### Goals
• 1. According to the album article, on what dates was Gongs East! recorded?
• 2. Reproduce the passage of the album article that begins at the words "Chico Hamilton chronology" and stops after "of Eric Dolphy.".

### Document excerpt
— Begin —
Studio album by Chico Hamilton Quintet
- Released: 1959
- Recorded: December 29–30, 1958 Los Angeles, California
- Genre: Jazz
- Length: 38:15
- Label: Warner Bros. WS 1271

Chico Hamilton chronology
| The Chico Hamilton Quintet with Strings Attached (1958) | Gongs East! (1959) | The Three Faces of Chico (1959) |

= Gongs East! =

Gongs East! is an album by drummer and bandleader Chico Hamilton's Quintet. It was recorded in 1958 and released on the Warner Bros. label. the album features some of the earliest recordings of Eric Dolphy.

==Reception==

The AllMusic review by Scott Yanow states: "Dolphy has quite a few short solos on this rewarding music... Recommended."
— End —
### Raw records
— Begin —
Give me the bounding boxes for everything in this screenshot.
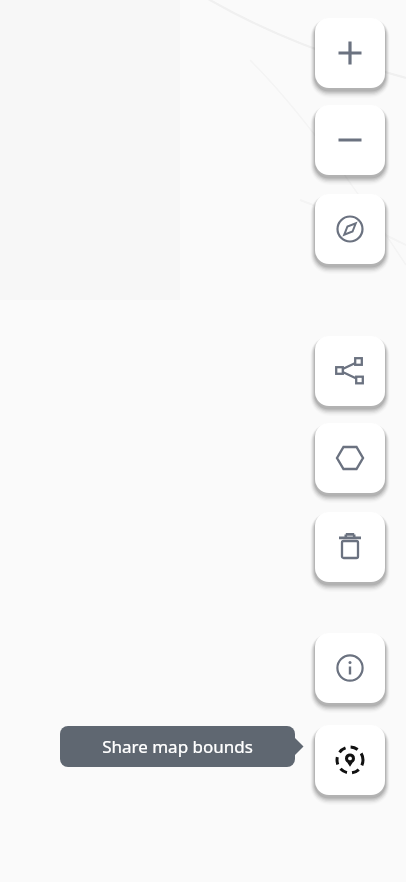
button[interactable]: Information [315, 633, 385, 703]
button[interactable]: Zoom in [315, 18, 385, 88]
button[interactable]: Share map bounds [315, 725, 385, 795]
button[interactable]: Share map bounds [60, 726, 305, 767]
button[interactable]: Share route [315, 336, 385, 406]
button[interactable]: Draw polygon [315, 423, 385, 493]
button[interactable]: Delete [315, 512, 385, 582]
button[interactable]: Zoom out [315, 105, 385, 175]
button[interactable]: Compass, reset bearing [315, 194, 385, 264]
staticText: Share map bounds [102, 735, 253, 758]
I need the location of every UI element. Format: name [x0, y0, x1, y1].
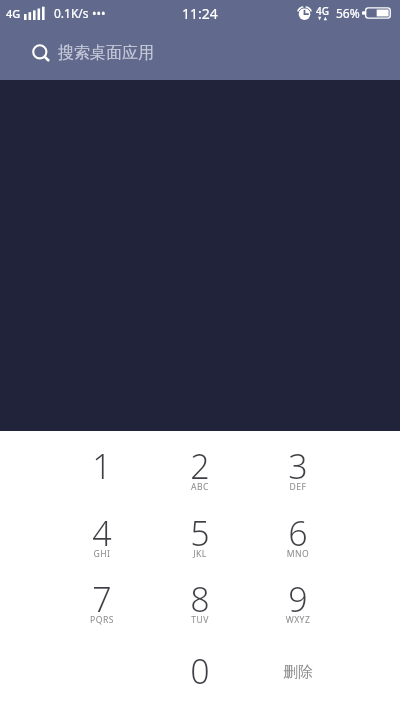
— End —
### Written answers
• 1. December 29–30, 1958

• 2.
Chico Hamilton chronology
| The Chico Hamilton Quintet with Strings Attached (1958) | Gongs East! (1959) | The Three Faces of Chico (1959) |

= Gongs East! =

Gongs East! is an album by drummer and bandleader Chico Hamilton's Quintet. It was recorded in 1958 and released on the Warner Bros. label. the album features some of the earliest recordings of Eric Dolphy.